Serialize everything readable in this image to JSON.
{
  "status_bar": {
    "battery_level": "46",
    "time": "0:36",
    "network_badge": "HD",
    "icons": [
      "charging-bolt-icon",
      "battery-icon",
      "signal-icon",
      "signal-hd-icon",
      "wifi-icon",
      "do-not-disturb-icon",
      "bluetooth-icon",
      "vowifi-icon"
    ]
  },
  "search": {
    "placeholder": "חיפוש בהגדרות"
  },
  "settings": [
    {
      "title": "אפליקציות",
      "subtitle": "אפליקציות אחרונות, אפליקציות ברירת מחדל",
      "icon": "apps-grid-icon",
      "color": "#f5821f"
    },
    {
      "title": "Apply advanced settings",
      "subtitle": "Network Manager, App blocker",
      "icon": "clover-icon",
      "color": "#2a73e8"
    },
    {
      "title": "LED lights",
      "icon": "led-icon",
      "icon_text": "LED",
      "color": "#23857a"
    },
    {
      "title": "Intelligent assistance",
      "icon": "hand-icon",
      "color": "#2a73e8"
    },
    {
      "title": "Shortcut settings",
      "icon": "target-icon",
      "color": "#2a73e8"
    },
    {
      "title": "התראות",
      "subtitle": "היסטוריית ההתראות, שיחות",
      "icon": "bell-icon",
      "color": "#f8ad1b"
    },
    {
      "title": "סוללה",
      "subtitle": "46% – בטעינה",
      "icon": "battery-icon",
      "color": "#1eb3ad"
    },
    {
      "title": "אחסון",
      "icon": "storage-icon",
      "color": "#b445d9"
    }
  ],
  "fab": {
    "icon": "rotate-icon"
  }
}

■ Request
Using the listing above, retype each line exactly.

■ Result
Serialize everything readable in this image to JSON.
{
  "status_bar": {
    "battery_level": "46",
    "time": "0:36",
    "network_badge": "HD",
    "icons": [
      "charging-bolt-icon",
      "battery-icon",
      "signal-icon",
      "signal-hd-icon",
      "wifi-icon",
      "do-not-disturb-icon",
      "bluetooth-icon",
      "vowifi-icon"
    ]
  },
  "search": {
    "placeholder": "חיפוש בהגדרות"
  },
  "settings": [
    {
      "title": "אפליקציות",
      "subtitle": "אפליקציות אחרונות, אפליקציות ברירת מחדל",
      "icon": "apps-grid-icon",
      "color": "#f5821f"
    },
    {
      "title": "Apply advanced settings",
      "subtitle": "Network Manager, App blocker",
      "icon": "clover-icon",
      "color": "#2a73e8"
    },
    {
      "title": "LED lights",
      "icon": "led-icon",
      "icon_text": "LED",
      "color": "#23857a"
    },
    {
      "title": "Intelligent assistance",
      "icon": "hand-icon",
      "color": "#2a73e8"
    },
    {
      "title": "Shortcut settings",
      "icon": "target-icon",
      "color": "#2a73e8"
    },
    {
      "title": "התראות",
      "subtitle": "היסטוריית ההתראות, שיחות",
      "icon": "bell-icon",
      "color": "#f8ad1b"
    },
    {
      "title": "סוללה",
      "subtitle": "46% – בטעינה",
      "icon": "battery-icon",
      "color": "#1eb3ad"
    },
    {
      "title": "אחסון",
      "icon": "storage-icon",
      "color": "#b445d9"
    }
  ],
  "fab": {
    "icon": "rotate-icon"
  }
}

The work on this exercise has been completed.